● SET PROBLEM
In the listing below, find every line containing "profile" and copy it out.

● EXERCISE MATERIAL
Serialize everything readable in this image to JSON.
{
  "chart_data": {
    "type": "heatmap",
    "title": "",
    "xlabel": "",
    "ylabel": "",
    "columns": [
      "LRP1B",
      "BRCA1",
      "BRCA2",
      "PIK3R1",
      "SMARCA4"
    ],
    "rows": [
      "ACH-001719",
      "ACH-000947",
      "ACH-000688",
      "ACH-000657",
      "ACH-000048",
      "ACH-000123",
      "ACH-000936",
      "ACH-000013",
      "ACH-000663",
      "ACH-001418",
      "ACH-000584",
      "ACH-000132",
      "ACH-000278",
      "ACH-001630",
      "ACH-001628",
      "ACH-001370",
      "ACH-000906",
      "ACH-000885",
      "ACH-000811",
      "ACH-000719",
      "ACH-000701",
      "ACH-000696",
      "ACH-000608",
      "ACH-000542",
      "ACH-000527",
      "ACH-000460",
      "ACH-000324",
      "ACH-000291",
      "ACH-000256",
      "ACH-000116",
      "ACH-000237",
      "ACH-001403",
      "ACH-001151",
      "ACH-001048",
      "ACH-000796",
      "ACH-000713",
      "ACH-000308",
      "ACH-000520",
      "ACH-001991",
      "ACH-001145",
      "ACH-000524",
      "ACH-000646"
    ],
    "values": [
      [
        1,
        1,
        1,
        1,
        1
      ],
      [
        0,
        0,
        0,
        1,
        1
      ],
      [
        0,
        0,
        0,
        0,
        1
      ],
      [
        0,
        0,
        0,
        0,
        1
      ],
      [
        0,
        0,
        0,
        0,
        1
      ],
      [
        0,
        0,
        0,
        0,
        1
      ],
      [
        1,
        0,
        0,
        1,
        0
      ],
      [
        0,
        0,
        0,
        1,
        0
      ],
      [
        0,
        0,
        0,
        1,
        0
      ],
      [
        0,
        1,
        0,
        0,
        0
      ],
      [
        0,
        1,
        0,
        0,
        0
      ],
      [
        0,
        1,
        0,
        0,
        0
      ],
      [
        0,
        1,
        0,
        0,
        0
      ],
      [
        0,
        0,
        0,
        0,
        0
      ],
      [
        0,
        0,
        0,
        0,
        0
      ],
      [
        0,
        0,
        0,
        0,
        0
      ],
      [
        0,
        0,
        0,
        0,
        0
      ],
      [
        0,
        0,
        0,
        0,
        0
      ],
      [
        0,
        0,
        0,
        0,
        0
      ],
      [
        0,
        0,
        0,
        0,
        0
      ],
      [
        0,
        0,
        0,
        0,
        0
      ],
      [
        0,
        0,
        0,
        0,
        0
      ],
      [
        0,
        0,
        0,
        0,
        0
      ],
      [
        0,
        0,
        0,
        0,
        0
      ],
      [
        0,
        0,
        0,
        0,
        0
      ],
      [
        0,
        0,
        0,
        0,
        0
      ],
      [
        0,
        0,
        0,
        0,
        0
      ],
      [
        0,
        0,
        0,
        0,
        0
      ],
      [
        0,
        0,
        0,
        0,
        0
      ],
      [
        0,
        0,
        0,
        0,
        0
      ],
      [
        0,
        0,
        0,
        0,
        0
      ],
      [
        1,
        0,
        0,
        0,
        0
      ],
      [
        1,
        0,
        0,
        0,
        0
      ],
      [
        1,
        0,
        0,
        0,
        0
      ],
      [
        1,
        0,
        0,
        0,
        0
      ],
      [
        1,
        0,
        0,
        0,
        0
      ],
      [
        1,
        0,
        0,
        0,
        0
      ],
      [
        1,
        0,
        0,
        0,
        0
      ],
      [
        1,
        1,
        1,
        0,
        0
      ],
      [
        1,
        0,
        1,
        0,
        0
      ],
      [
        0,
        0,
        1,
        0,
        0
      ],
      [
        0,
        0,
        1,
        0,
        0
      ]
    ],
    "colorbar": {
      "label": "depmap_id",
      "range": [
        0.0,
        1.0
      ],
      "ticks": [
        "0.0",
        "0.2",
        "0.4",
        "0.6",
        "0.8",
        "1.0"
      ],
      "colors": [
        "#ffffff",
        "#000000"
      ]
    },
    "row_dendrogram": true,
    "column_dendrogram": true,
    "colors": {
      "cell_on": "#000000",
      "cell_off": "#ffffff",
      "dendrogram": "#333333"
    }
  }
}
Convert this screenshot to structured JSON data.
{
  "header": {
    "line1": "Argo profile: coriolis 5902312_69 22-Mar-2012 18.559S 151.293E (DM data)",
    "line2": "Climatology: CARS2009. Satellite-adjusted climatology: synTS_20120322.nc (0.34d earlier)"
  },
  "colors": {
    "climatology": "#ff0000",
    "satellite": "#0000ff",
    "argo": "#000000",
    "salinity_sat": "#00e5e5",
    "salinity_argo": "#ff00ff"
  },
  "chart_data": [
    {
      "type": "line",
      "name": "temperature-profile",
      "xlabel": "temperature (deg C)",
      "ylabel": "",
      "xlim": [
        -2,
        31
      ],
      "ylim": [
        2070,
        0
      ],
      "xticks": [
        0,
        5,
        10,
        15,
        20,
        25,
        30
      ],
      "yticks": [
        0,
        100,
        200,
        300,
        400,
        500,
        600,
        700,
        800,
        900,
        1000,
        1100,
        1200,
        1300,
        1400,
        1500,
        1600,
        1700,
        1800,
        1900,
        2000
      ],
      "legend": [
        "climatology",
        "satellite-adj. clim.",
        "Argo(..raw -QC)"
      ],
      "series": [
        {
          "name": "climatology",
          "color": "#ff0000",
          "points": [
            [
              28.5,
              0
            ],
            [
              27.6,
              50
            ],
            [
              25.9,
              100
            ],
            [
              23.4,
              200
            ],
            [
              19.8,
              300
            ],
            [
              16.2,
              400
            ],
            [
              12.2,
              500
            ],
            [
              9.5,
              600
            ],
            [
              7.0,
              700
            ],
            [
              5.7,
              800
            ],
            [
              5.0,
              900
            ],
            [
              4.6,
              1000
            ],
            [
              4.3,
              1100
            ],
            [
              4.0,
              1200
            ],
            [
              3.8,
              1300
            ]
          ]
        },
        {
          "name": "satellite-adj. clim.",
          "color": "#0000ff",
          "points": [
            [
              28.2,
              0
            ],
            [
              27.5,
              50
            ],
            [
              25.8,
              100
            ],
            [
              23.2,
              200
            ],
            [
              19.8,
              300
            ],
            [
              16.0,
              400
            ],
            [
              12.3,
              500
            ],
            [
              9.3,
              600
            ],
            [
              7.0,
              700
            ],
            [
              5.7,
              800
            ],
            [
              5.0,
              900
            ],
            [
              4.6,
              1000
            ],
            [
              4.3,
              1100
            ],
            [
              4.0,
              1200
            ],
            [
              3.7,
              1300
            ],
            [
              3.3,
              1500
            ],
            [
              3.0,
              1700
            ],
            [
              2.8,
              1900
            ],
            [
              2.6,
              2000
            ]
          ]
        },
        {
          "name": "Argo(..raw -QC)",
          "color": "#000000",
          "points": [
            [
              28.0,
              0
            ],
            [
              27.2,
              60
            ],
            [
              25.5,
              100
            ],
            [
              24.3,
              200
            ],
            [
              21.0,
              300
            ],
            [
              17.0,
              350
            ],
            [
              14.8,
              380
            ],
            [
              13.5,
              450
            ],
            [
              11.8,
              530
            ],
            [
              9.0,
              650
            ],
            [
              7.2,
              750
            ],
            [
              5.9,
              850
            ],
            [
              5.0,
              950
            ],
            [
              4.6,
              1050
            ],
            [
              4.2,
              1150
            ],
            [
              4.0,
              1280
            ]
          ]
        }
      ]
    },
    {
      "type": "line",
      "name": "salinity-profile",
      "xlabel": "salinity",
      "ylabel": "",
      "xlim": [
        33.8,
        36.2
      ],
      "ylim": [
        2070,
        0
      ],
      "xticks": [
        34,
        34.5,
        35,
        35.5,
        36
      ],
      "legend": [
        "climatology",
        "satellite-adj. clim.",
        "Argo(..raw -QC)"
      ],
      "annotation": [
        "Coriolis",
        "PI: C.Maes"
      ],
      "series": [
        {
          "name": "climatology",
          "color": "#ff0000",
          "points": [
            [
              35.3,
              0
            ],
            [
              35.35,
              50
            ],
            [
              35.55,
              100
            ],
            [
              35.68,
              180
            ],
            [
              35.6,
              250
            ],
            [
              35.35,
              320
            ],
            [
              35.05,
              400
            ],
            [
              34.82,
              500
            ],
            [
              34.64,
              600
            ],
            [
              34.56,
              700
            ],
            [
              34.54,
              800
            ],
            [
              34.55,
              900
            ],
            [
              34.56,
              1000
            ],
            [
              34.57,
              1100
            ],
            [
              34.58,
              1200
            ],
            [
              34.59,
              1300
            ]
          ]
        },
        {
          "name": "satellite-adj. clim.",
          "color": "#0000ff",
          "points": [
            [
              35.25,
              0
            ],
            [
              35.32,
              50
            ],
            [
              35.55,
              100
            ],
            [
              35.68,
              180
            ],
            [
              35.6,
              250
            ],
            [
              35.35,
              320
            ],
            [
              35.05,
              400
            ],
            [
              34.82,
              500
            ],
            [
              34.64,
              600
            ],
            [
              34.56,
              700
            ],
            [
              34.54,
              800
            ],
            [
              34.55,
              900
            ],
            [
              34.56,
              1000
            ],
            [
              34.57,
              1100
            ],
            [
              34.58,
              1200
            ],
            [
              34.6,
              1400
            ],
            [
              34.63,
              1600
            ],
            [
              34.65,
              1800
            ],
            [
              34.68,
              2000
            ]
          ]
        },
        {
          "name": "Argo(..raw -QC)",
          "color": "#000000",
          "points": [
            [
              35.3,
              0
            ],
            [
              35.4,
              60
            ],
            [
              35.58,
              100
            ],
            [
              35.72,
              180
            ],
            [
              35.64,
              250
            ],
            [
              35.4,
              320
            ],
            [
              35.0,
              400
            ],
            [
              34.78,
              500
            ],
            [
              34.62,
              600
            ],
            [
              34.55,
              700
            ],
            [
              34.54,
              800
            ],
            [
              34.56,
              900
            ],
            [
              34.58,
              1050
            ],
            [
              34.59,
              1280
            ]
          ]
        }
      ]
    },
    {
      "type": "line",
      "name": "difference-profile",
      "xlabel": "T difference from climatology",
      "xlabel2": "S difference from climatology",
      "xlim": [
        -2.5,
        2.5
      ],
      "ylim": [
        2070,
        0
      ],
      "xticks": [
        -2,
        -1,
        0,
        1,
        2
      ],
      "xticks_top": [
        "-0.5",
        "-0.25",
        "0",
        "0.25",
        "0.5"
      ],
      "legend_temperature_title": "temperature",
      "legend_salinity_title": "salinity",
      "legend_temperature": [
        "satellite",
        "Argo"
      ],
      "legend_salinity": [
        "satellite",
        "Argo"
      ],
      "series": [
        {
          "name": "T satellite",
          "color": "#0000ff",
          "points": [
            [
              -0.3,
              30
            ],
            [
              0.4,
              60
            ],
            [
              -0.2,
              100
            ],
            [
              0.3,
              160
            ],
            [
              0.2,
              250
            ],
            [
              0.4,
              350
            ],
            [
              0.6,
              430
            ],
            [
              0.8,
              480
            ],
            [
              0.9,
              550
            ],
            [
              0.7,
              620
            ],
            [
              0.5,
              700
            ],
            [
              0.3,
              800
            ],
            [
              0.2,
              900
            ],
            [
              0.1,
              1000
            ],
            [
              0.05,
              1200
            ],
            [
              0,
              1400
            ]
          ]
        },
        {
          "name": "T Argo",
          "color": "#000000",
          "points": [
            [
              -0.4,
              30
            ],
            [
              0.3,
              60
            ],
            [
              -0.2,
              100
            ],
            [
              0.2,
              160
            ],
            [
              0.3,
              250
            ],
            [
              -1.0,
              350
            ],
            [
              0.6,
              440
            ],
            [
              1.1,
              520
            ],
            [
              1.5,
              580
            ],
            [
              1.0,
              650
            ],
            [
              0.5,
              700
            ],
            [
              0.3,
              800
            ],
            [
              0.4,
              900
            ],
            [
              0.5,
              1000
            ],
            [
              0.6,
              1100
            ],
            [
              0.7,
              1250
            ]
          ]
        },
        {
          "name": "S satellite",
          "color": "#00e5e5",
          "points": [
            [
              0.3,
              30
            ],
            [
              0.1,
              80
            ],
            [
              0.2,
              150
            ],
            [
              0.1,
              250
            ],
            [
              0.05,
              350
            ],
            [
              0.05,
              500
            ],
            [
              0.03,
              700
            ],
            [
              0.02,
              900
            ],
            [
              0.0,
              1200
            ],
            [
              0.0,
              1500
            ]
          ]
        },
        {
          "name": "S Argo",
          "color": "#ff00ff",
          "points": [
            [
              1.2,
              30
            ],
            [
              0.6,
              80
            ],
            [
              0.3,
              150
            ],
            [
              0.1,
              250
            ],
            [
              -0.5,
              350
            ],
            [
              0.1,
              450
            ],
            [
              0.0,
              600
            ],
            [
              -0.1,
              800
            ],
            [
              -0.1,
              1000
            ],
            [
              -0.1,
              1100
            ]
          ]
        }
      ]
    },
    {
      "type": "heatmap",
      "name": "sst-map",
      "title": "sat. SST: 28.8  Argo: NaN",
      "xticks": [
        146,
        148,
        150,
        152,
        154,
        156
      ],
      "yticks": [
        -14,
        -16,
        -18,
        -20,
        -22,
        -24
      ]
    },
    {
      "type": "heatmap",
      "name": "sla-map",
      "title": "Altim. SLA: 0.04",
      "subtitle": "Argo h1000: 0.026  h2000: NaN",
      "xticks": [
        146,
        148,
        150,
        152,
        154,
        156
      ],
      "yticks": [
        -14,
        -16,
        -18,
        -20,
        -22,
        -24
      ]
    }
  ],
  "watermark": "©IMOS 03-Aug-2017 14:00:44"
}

● THE ANSWER
    "line1": "Argo profile: coriolis 5902312_69 22-Mar-2012 18.559S 151.293E (DM data)",
      "name": "temperature-profile",
      "name": "salinity-profile",
      "name": "difference-profile",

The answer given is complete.